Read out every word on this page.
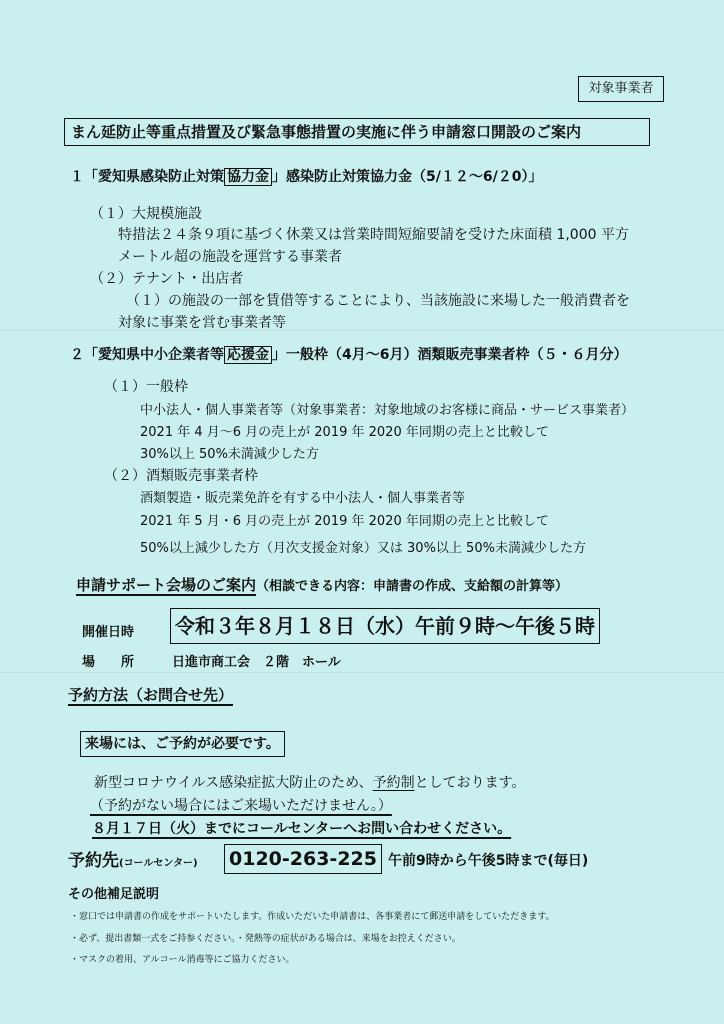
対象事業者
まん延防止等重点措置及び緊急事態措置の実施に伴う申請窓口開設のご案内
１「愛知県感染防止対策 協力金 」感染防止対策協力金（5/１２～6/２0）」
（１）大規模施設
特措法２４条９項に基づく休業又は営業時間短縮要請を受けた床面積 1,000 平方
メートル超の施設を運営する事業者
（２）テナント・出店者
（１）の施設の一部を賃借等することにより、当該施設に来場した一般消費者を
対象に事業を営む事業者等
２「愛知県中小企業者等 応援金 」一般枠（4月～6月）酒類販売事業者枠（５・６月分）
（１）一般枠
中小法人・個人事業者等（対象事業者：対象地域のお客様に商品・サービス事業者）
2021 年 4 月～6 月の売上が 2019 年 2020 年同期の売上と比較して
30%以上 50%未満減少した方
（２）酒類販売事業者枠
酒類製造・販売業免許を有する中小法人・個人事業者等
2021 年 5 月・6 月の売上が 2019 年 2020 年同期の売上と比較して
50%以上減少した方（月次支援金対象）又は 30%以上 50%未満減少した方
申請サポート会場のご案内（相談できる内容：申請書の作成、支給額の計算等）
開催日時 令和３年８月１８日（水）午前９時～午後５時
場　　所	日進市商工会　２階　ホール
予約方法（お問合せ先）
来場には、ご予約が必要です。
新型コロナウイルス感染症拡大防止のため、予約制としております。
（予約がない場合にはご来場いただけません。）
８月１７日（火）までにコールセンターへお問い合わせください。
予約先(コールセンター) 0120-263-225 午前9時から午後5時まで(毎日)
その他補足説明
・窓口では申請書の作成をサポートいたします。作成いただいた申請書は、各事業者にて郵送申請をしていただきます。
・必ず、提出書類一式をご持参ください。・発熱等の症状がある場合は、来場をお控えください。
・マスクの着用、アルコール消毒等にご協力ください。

→ Short exercise:
Among the records above, find each line holding the string "酒類販売事業者枠" and pull it out.

→ Response to the task:
２「愛知県中小企業者等 応援金 」一般枠（4月～6月）酒類販売事業者枠（５・６月分）
（２）酒類販売事業者枠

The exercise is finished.